Repeat the material verbatim and drop the pictures.

**Materials provided**.
________

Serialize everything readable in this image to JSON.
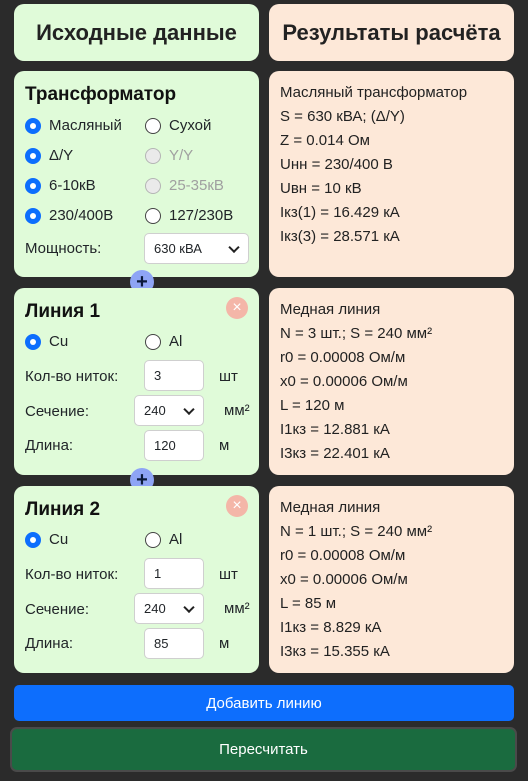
{
  "headers": {
    "input_title": "Исходные данные",
    "results_title": "Результаты расчёта"
  },
  "transformer": {
    "title": "Трансформатор",
    "type_options": [
      "Масляный",
      "Сухой"
    ],
    "connection_options": [
      "Δ/Y",
      "Y/Y"
    ],
    "hv_options": [
      "6-10кВ",
      "25-35кВ"
    ],
    "lv_options": [
      "230/400В",
      "127/230В"
    ],
    "power_label": "Мощность:",
    "power_value": "630 кВА"
  },
  "transformer_results": [
    "Масляный трансформатор",
    "S = 630 кВА; (Δ/Y)",
    "Z = 0.014 Ом",
    "Uнн = 230/400 В",
    "Uвн = 10 кВ",
    "Iкз(1) = 16.429 кА",
    "Iкз(3) = 28.571 кА"
  ],
  "lines": [
    {
      "title": "Линия 1",
      "materials": [
        "Cu",
        "Al"
      ],
      "strands_label": "Кол-во ниток:",
      "strands_value": "3",
      "strands_unit": "шт",
      "section_label": "Сечение:",
      "section_value": "240",
      "section_unit": "мм²",
      "length_label": "Длина:",
      "length_value": "120",
      "length_unit": "м",
      "results": [
        "Медная линия",
        "N = 3 шт.; S = 240 мм²",
        "r0 = 0.00008 Ом/м",
        "x0 = 0.00006 Ом/м",
        "L = 120 м",
        "I1кз = 12.881 кА",
        "I3кз = 22.401 кА"
      ]
    },
    {
      "title": "Линия 2",
      "materials": [
        "Cu",
        "Al"
      ],
      "strands_label": "Кол-во ниток:",
      "strands_value": "1",
      "strands_unit": "шт",
      "section_label": "Сечение:",
      "section_value": "240",
      "section_unit": "мм²",
      "length_label": "Длина:",
      "length_value": "85",
      "length_unit": "м",
      "results": [
        "Медная линия",
        "N = 1 шт.; S = 240 мм²",
        "r0 = 0.00008 Ом/м",
        "x0 = 0.00006 Ом/м",
        "L = 85 м",
        "I1кз = 8.829 кА",
        "I3кз = 15.355 кА"
      ]
    }
  ],
  "plus_symbol": "+",
  "close_symbol": "×",
  "buttons": {
    "add_line": "Добавить линию",
    "recalculate": "Пересчитать"
  },
  "colors": {
    "input_bg": "#e0fbd9",
    "result_bg": "#fde8d8",
    "accent": "#0d6efd",
    "recalc": "#1a6b3f"
  }
}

________

**Solution below**.
Serialize everything readable in this image to JSON.
{
  "headers": {
    "input_title": "Исходные данные",
    "results_title": "Результаты расчёта"
  },
  "transformer": {
    "title": "Трансформатор",
    "type_options": [
      "Масляный",
      "Сухой"
    ],
    "connection_options": [
      "Δ/Y",
      "Y/Y"
    ],
    "hv_options": [
      "6-10кВ",
      "25-35кВ"
    ],
    "lv_options": [
      "230/400В",
      "127/230В"
    ],
    "power_label": "Мощность:",
    "power_value": "630 кВА"
  },
  "transformer_results": [
    "Масляный трансформатор",
    "S = 630 кВА; (Δ/Y)",
    "Z = 0.014 Ом",
    "Uнн = 230/400 В",
    "Uвн = 10 кВ",
    "Iкз(1) = 16.429 кА",
    "Iкз(3) = 28.571 кА"
  ],
  "lines": [
    {
      "title": "Линия 1",
      "materials": [
        "Cu",
        "Al"
      ],
      "strands_label": "Кол-во ниток:",
      "strands_value": "3",
      "strands_unit": "шт",
      "section_label": "Сечение:",
      "section_value": "240",
      "section_unit": "мм²",
      "length_label": "Длина:",
      "length_value": "120",
      "length_unit": "м",
      "results": [
        "Медная линия",
        "N = 3 шт.; S = 240 мм²",
        "r0 = 0.00008 Ом/м",
        "x0 = 0.00006 Ом/м",
        "L = 120 м",
        "I1кз = 12.881 кА",
        "I3кз = 22.401 кА"
      ]
    },
    {
      "title": "Линия 2",
      "materials": [
        "Cu",
        "Al"
      ],
      "strands_label": "Кол-во ниток:",
      "strands_value": "1",
      "strands_unit": "шт",
      "section_label": "Сечение:",
      "section_value": "240",
      "section_unit": "мм²",
      "length_label": "Длина:",
      "length_value": "85",
      "length_unit": "м",
      "results": [
        "Медная линия",
        "N = 1 шт.; S = 240 мм²",
        "r0 = 0.00008 Ом/м",
        "x0 = 0.00006 Ом/м",
        "L = 85 м",
        "I1кз = 8.829 кА",
        "I3кз = 15.355 кА"
      ]
    }
  ],
  "plus_symbol": "+",
  "close_symbol": "×",
  "buttons": {
    "add_line": "Добавить линию",
    "recalculate": "Пересчитать"
  },
  "colors": {
    "input_bg": "#e0fbd9",
    "result_bg": "#fde8d8",
    "accent": "#0d6efd",
    "recalc": "#1a6b3f"
  }
}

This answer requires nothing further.